[Data entries for graphics]

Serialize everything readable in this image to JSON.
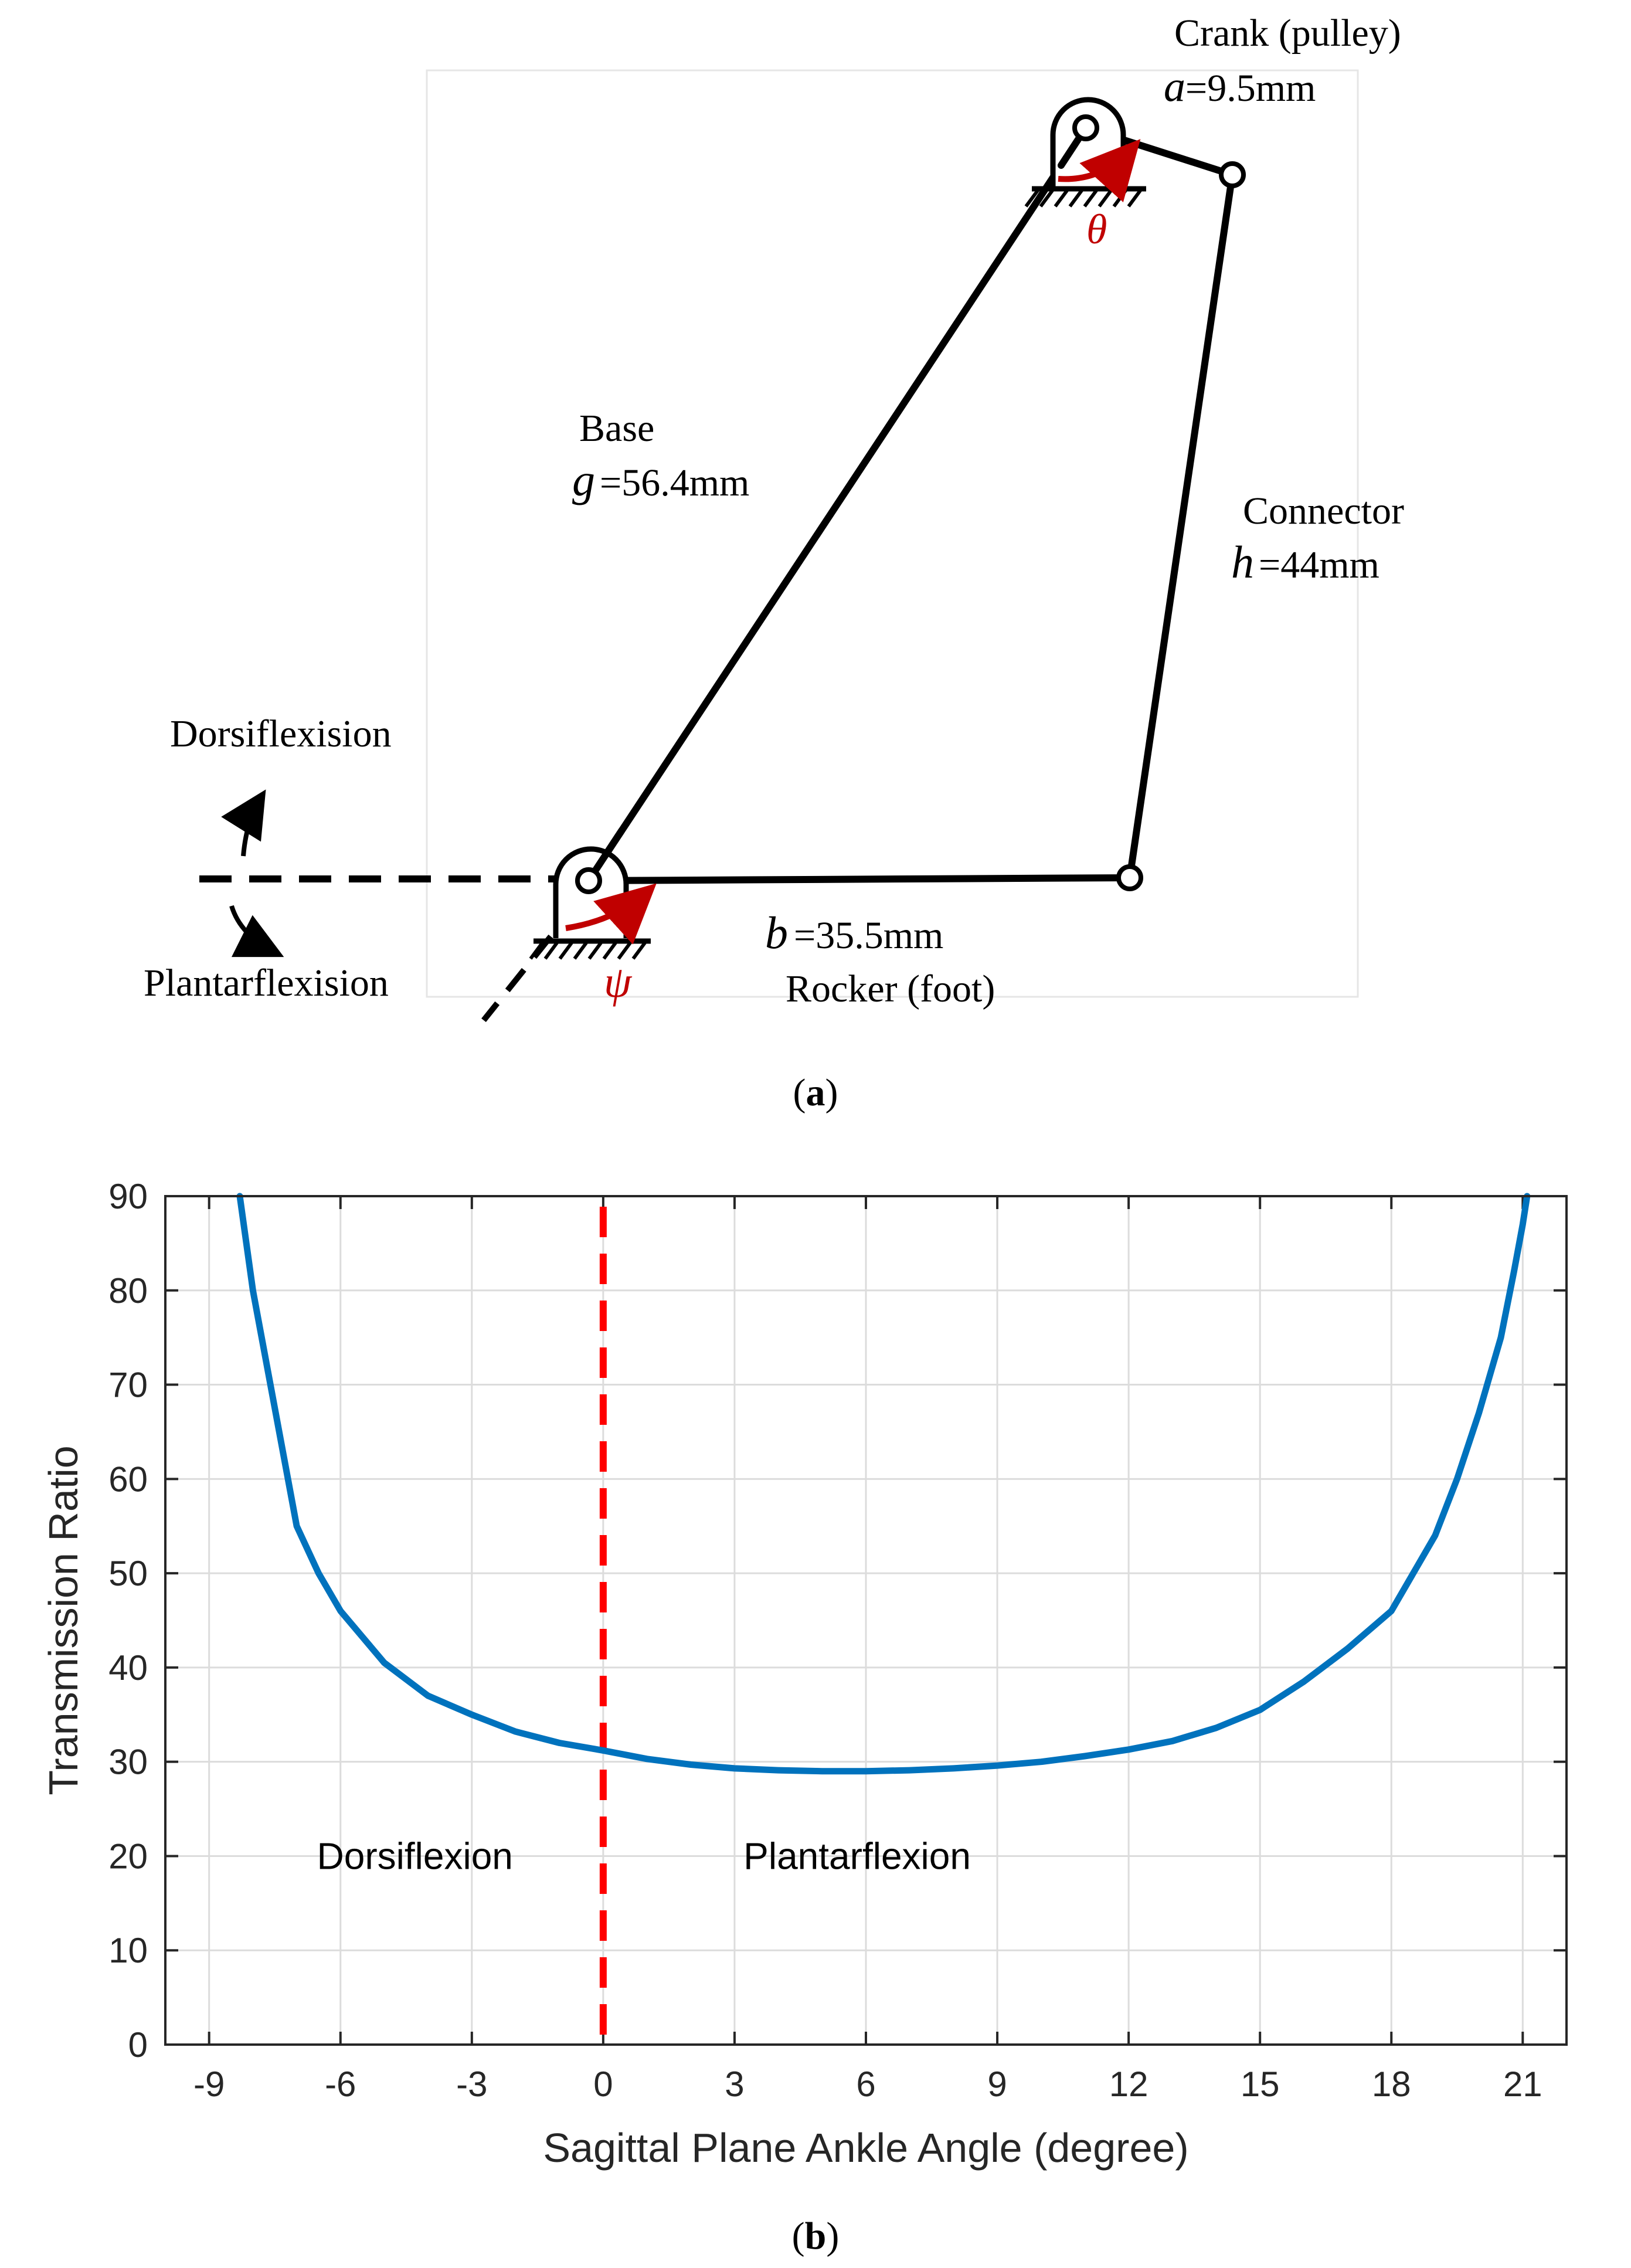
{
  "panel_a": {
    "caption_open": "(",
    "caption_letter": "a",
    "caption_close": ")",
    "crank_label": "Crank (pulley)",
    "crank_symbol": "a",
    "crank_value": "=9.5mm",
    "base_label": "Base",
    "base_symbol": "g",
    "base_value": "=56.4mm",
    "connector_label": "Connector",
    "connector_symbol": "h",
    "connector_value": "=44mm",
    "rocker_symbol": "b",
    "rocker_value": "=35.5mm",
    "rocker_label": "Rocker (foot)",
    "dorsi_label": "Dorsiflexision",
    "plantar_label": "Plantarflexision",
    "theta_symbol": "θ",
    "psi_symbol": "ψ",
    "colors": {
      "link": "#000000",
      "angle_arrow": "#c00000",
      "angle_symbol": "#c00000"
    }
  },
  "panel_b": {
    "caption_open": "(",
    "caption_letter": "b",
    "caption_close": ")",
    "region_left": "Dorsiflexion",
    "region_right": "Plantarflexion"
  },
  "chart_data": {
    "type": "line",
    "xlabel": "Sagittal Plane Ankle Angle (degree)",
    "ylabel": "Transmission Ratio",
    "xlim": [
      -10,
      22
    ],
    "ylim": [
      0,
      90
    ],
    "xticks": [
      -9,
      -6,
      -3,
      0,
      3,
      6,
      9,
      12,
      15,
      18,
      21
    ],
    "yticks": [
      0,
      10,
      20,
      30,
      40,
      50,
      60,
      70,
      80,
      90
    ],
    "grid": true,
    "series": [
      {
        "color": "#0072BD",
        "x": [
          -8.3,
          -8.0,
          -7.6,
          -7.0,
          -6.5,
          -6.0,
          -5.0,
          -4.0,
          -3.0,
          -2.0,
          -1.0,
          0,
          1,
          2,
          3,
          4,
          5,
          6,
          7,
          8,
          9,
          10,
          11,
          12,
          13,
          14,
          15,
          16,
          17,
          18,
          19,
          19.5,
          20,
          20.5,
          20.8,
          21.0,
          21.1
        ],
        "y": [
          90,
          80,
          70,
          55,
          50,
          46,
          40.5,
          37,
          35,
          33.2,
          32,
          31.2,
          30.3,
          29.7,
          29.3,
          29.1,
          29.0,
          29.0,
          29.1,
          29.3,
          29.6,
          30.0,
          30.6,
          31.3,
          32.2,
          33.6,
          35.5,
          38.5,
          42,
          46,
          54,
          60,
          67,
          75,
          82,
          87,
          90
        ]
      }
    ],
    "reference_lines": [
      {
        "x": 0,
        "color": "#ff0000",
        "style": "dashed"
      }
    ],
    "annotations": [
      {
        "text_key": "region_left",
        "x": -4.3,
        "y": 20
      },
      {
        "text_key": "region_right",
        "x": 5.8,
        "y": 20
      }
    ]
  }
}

• Written problem
Without the pictures, write out the whole listing above exactly as it appears.

• Written solution
Serialize everything readable in this image to JSON.
{
  "panel_a": {
    "caption_open": "(",
    "caption_letter": "a",
    "caption_close": ")",
    "crank_label": "Crank (pulley)",
    "crank_symbol": "a",
    "crank_value": "=9.5mm",
    "base_label": "Base",
    "base_symbol": "g",
    "base_value": "=56.4mm",
    "connector_label": "Connector",
    "connector_symbol": "h",
    "connector_value": "=44mm",
    "rocker_symbol": "b",
    "rocker_value": "=35.5mm",
    "rocker_label": "Rocker (foot)",
    "dorsi_label": "Dorsiflexision",
    "plantar_label": "Plantarflexision",
    "theta_symbol": "θ",
    "psi_symbol": "ψ",
    "colors": {
      "link": "#000000",
      "angle_arrow": "#c00000",
      "angle_symbol": "#c00000"
    }
  },
  "panel_b": {
    "caption_open": "(",
    "caption_letter": "b",
    "caption_close": ")",
    "region_left": "Dorsiflexion",
    "region_right": "Plantarflexion"
  },
  "chart_data": {
    "type": "line",
    "xlabel": "Sagittal Plane Ankle Angle (degree)",
    "ylabel": "Transmission Ratio",
    "xlim": [
      -10,
      22
    ],
    "ylim": [
      0,
      90
    ],
    "xticks": [
      -9,
      -6,
      -3,
      0,
      3,
      6,
      9,
      12,
      15,
      18,
      21
    ],
    "yticks": [
      0,
      10,
      20,
      30,
      40,
      50,
      60,
      70,
      80,
      90
    ],
    "grid": true,
    "series": [
      {
        "color": "#0072BD",
        "x": [
          -8.3,
          -8.0,
          -7.6,
          -7.0,
          -6.5,
          -6.0,
          -5.0,
          -4.0,
          -3.0,
          -2.0,
          -1.0,
          0,
          1,
          2,
          3,
          4,
          5,
          6,
          7,
          8,
          9,
          10,
          11,
          12,
          13,
          14,
          15,
          16,
          17,
          18,
          19,
          19.5,
          20,
          20.5,
          20.8,
          21.0,
          21.1
        ],
        "y": [
          90,
          80,
          70,
          55,
          50,
          46,
          40.5,
          37,
          35,
          33.2,
          32,
          31.2,
          30.3,
          29.7,
          29.3,
          29.1,
          29.0,
          29.0,
          29.1,
          29.3,
          29.6,
          30.0,
          30.6,
          31.3,
          32.2,
          33.6,
          35.5,
          38.5,
          42,
          46,
          54,
          60,
          67,
          75,
          82,
          87,
          90
        ]
      }
    ],
    "reference_lines": [
      {
        "x": 0,
        "color": "#ff0000",
        "style": "dashed"
      }
    ],
    "annotations": [
      {
        "text_key": "region_left",
        "x": -4.3,
        "y": 20
      },
      {
        "text_key": "region_right",
        "x": 5.8,
        "y": 20
      }
    ]
  }
}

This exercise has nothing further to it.